Stored data:
--- START ---

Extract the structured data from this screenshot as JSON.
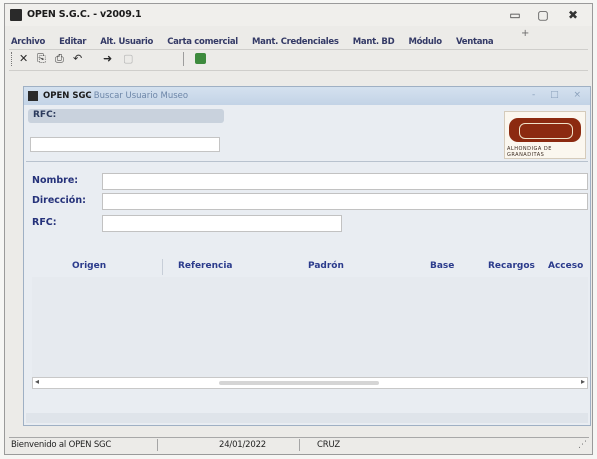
{
  "window": {
    "title": "OPEN S.G.C. - v2009.1",
    "minimize_glyph": "▭",
    "maximize_glyph": "▢",
    "close_glyph": "✖"
  },
  "menu": {
    "items": [
      {
        "label": "Archivo"
      },
      {
        "label": "Editar"
      },
      {
        "label": "Alt. Usuario"
      },
      {
        "label": "Carta comercial"
      },
      {
        "label": "Mant. Credenciales"
      },
      {
        "label": "Mant. BD"
      },
      {
        "label": "Módulo"
      },
      {
        "label": "Ventana"
      }
    ],
    "more_glyph": "+"
  },
  "toolbar": {
    "buttons": [
      {
        "icon": "close-icon",
        "glyph": "✕"
      },
      {
        "icon": "save-icon",
        "glyph": "⎘"
      },
      {
        "icon": "print-icon",
        "glyph": "⎙"
      },
      {
        "icon": "undo-icon",
        "glyph": "↶"
      },
      {
        "icon": "forward-icon",
        "glyph": "➜"
      },
      {
        "icon": "disabled-icon",
        "glyph": "▢"
      }
    ]
  },
  "form": {
    "title": "OPEN SGC",
    "subtitle": "- Buscar Usuario Museo",
    "window_buttons": "- □ ×",
    "rfc_group_label": "RFC:",
    "fields": [
      {
        "label": "Nombre:"
      },
      {
        "label": "Dirección:"
      },
      {
        "label": "RFC:"
      }
    ],
    "logo_caption": "ALHONDIGA DE GRANADITAS"
  },
  "grid": {
    "columns": [
      "Origen",
      "Referencia",
      "Padrón",
      "Base",
      "Recargos",
      "Acceso"
    ]
  },
  "scrollbar": {
    "left_glyph": "◂",
    "right_glyph": "▸"
  },
  "status": {
    "message": "Bienvenido al OPEN SGC",
    "date": "24/01/2022",
    "user": "CRUZ",
    "grip_glyph": "⋰"
  },
  "colors": {
    "menu_text": "#343a66",
    "field_label": "#25327a",
    "inner_title": "#c3d3e6",
    "logo_band": "#8c2a10"
  }
}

--- END ---

## Written problem
Consider the entries above and return each line with the string "Mant".

## Task result
        "label": "Mant. Credenciales"
        "label": "Mant. BD"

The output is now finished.